WHAT YOU WILL DO: State how many lines of the material below contain the string "hardware", with uppercase and lowercase treated as different. Reply with the number alone.

INPUT RECORDS:
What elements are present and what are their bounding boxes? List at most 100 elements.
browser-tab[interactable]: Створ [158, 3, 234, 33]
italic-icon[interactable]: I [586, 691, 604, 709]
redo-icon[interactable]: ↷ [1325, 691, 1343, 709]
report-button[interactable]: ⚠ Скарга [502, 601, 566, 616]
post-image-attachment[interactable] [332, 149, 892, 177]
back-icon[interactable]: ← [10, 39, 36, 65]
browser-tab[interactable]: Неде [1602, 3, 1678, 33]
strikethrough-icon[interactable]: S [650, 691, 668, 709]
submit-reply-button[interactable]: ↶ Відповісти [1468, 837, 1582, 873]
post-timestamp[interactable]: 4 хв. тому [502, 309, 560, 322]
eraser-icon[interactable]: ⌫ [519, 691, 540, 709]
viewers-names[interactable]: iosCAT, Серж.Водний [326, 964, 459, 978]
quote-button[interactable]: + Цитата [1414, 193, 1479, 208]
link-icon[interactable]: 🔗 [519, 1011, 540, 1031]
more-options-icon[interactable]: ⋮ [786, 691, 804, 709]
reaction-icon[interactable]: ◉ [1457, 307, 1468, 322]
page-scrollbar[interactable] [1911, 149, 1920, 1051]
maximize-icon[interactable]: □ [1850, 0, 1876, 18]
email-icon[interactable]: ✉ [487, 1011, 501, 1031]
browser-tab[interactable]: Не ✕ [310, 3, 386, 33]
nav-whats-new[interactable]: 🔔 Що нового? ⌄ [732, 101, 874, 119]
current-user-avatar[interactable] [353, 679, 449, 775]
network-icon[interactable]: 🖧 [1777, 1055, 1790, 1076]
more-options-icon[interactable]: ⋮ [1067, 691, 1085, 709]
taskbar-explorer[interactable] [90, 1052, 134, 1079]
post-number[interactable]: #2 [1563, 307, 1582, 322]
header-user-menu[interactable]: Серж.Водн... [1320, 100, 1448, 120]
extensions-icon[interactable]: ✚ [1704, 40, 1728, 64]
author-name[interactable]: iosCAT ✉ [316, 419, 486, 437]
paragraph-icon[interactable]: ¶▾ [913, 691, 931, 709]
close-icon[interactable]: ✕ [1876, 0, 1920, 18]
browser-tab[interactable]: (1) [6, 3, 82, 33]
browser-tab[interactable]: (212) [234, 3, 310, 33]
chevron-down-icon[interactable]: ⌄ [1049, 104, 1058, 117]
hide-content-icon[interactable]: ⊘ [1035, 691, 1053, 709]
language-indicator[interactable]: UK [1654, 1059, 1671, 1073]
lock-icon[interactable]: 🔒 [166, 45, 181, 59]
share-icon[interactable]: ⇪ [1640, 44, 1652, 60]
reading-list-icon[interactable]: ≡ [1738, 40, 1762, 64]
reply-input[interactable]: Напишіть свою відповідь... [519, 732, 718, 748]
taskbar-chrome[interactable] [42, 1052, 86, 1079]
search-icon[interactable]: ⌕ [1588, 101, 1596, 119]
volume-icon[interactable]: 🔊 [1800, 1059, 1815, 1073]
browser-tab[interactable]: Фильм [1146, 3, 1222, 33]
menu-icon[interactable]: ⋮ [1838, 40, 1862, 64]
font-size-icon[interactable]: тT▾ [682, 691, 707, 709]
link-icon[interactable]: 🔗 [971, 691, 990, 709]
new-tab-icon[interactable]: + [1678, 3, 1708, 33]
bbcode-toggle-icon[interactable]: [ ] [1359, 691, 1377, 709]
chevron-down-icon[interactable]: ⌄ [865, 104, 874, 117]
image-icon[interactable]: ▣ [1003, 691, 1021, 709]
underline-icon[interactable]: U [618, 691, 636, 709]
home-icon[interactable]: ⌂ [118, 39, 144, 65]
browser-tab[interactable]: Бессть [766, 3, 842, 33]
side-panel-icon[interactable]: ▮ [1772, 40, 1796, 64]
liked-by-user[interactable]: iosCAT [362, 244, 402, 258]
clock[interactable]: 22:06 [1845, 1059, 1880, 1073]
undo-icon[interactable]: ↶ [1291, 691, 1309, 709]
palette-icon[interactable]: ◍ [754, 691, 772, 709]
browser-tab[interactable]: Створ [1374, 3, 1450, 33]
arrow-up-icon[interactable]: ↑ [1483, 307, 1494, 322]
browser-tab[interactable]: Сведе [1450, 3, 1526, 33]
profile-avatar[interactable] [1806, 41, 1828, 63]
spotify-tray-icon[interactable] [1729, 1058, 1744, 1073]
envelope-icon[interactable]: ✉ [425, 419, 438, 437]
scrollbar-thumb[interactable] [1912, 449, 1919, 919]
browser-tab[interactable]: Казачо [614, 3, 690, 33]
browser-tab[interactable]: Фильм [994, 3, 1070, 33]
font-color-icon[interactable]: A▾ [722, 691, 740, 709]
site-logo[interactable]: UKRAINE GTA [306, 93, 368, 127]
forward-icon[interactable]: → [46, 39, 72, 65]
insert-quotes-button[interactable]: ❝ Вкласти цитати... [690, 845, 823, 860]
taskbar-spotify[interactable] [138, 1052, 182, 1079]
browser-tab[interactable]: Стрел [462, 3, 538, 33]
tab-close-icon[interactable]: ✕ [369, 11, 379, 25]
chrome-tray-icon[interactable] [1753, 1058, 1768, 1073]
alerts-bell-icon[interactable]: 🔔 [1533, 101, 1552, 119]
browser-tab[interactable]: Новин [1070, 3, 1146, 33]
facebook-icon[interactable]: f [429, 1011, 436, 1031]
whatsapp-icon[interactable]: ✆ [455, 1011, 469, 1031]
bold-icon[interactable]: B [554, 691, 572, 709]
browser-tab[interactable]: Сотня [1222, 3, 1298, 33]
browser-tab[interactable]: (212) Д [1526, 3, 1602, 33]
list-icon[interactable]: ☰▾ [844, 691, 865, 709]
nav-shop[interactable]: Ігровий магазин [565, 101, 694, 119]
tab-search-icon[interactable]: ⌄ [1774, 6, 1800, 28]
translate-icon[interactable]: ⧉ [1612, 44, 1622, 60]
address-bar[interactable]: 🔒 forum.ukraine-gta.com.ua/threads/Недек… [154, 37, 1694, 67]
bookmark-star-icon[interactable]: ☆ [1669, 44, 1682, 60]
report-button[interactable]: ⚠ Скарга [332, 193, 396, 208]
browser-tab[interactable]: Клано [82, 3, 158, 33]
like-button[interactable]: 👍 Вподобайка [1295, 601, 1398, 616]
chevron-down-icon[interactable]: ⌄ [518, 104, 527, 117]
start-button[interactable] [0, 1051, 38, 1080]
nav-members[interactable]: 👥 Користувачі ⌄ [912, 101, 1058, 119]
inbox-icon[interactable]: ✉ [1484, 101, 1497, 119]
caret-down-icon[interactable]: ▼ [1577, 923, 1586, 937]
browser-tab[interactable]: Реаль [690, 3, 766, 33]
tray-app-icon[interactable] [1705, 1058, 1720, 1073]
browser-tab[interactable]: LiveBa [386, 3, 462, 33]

* * *

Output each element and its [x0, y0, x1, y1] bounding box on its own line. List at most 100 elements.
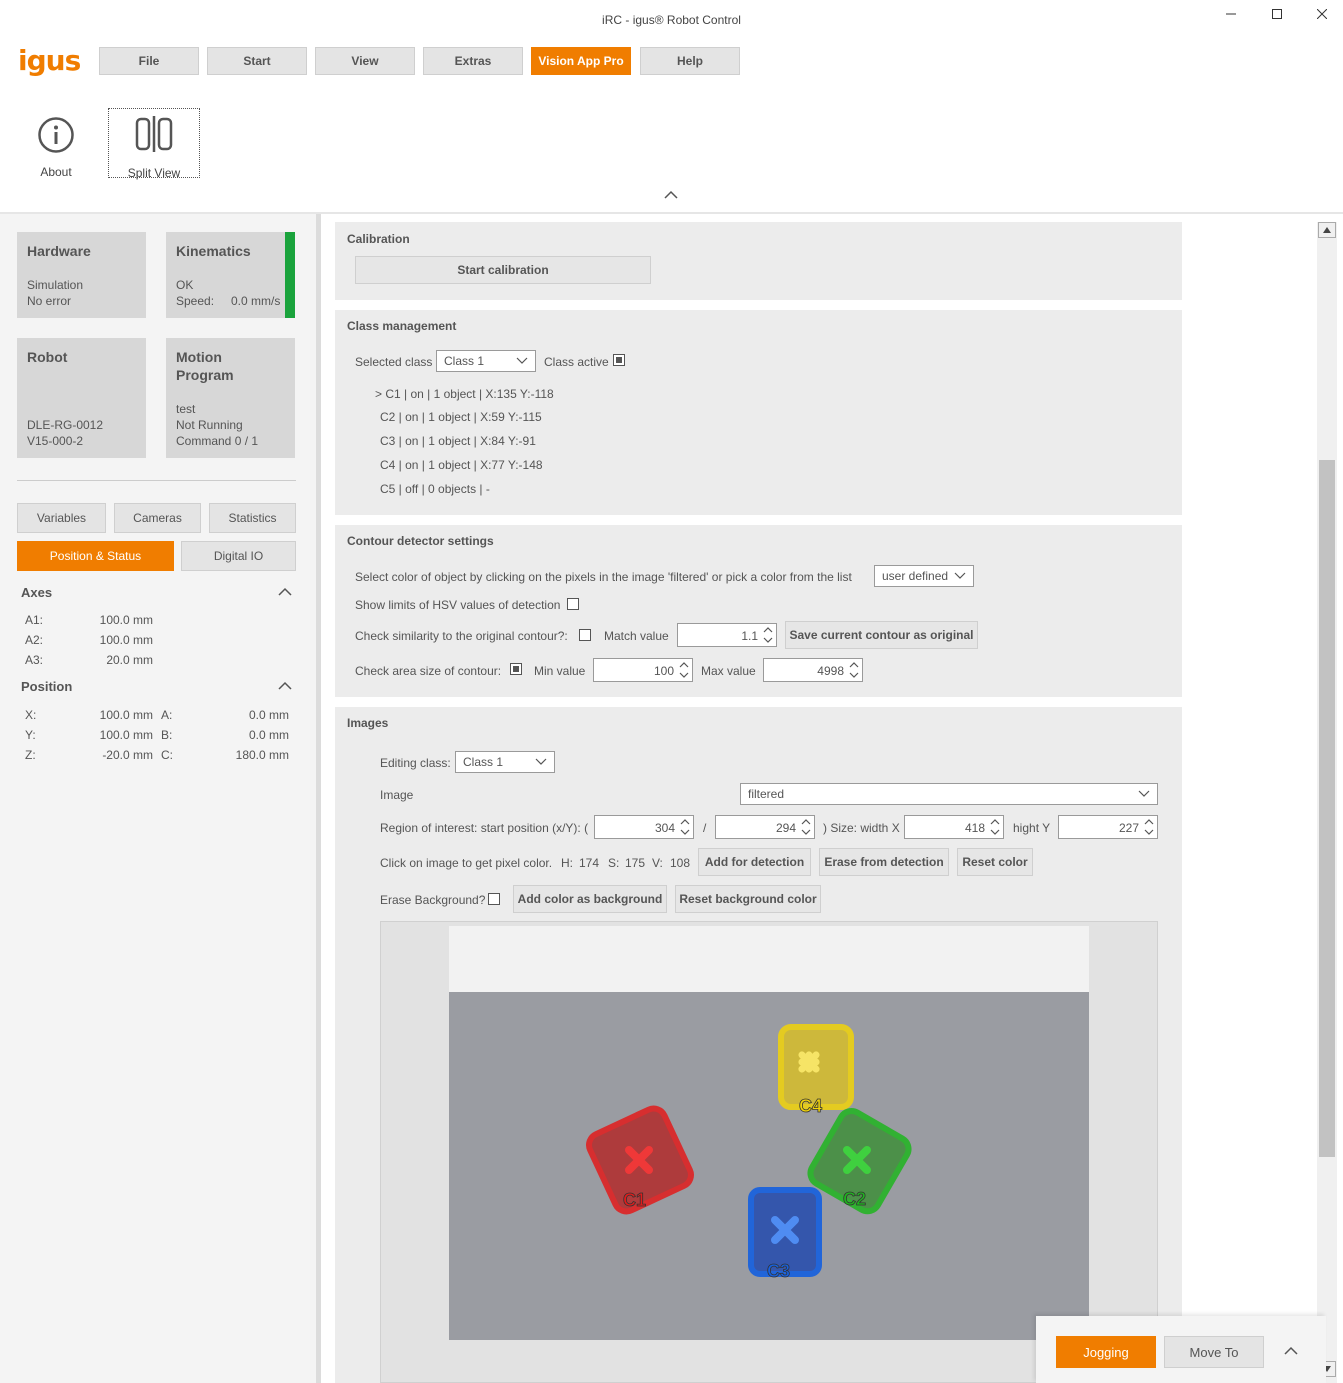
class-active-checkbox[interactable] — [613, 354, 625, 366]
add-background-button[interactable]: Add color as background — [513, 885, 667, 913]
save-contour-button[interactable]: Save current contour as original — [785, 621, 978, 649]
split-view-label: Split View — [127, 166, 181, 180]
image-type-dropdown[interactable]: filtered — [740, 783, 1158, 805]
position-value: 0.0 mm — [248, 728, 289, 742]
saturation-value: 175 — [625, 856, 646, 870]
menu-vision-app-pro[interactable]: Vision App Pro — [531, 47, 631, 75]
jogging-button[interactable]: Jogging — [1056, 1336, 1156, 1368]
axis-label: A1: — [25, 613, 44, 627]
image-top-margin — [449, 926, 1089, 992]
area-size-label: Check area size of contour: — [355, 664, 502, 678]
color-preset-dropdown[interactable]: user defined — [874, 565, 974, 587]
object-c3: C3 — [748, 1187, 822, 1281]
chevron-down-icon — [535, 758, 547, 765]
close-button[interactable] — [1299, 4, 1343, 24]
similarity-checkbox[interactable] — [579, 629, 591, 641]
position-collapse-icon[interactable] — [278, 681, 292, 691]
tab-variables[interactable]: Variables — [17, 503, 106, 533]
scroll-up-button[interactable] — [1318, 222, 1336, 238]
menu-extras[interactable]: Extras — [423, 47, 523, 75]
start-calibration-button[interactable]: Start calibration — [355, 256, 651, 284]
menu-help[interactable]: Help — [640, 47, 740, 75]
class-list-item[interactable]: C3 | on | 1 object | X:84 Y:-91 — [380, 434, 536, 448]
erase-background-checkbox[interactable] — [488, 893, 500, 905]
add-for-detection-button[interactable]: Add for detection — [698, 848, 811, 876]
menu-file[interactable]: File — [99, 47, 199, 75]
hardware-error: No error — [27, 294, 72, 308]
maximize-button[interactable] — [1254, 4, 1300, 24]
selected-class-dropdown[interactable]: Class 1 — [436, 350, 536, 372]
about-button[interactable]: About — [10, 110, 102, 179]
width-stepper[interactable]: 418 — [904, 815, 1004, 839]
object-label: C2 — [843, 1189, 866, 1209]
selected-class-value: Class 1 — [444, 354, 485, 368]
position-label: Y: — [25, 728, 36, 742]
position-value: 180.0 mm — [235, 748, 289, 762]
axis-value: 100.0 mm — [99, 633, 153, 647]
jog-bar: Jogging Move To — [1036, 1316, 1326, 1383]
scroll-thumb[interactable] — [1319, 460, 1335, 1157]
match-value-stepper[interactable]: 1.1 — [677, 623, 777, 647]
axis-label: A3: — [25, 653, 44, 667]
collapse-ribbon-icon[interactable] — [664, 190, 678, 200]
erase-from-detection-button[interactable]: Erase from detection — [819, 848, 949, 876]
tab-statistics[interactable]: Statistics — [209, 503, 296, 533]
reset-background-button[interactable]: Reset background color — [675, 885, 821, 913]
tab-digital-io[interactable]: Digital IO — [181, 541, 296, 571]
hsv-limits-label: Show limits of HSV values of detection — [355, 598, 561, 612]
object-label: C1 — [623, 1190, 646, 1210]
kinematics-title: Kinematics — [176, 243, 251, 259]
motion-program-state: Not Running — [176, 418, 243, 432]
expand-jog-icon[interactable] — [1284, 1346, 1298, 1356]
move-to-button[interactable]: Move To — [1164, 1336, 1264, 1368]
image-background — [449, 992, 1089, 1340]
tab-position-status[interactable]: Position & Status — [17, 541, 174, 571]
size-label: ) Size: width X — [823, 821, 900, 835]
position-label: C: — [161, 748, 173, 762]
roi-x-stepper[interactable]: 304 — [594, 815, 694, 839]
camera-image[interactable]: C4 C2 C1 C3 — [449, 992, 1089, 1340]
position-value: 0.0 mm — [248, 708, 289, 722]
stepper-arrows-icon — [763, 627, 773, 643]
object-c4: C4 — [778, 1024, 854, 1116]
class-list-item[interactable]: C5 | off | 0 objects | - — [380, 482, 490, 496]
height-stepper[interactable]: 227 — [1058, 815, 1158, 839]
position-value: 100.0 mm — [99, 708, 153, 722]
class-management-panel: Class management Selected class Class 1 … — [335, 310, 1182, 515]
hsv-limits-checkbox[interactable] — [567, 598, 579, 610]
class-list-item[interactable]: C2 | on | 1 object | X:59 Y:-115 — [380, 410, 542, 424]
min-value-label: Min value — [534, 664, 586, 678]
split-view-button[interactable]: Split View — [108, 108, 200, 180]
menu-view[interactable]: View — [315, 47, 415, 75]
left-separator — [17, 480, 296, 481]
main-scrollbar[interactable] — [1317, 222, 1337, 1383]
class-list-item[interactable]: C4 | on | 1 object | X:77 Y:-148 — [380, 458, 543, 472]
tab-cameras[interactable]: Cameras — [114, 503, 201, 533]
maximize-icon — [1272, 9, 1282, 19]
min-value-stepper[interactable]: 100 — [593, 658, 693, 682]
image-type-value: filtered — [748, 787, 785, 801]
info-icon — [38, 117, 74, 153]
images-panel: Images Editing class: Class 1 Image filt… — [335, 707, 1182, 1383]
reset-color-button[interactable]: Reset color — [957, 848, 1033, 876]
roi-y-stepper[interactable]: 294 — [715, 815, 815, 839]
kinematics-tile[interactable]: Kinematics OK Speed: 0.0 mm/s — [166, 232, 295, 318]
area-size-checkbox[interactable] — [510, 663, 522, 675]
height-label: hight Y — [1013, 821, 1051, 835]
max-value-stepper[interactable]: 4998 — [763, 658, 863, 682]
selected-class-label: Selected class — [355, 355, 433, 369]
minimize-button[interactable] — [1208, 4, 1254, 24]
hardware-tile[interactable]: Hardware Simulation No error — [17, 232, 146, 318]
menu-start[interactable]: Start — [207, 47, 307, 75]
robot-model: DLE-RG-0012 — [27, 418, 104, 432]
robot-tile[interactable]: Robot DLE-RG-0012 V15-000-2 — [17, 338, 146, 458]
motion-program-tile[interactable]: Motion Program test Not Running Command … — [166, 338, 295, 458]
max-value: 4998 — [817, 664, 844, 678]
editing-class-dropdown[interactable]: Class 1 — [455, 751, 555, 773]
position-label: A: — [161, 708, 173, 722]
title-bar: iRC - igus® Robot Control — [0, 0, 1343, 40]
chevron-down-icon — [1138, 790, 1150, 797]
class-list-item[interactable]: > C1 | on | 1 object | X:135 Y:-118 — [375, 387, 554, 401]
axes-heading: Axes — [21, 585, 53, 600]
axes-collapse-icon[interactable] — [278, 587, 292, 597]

SOLUTION TO THIS EXERCISE: 2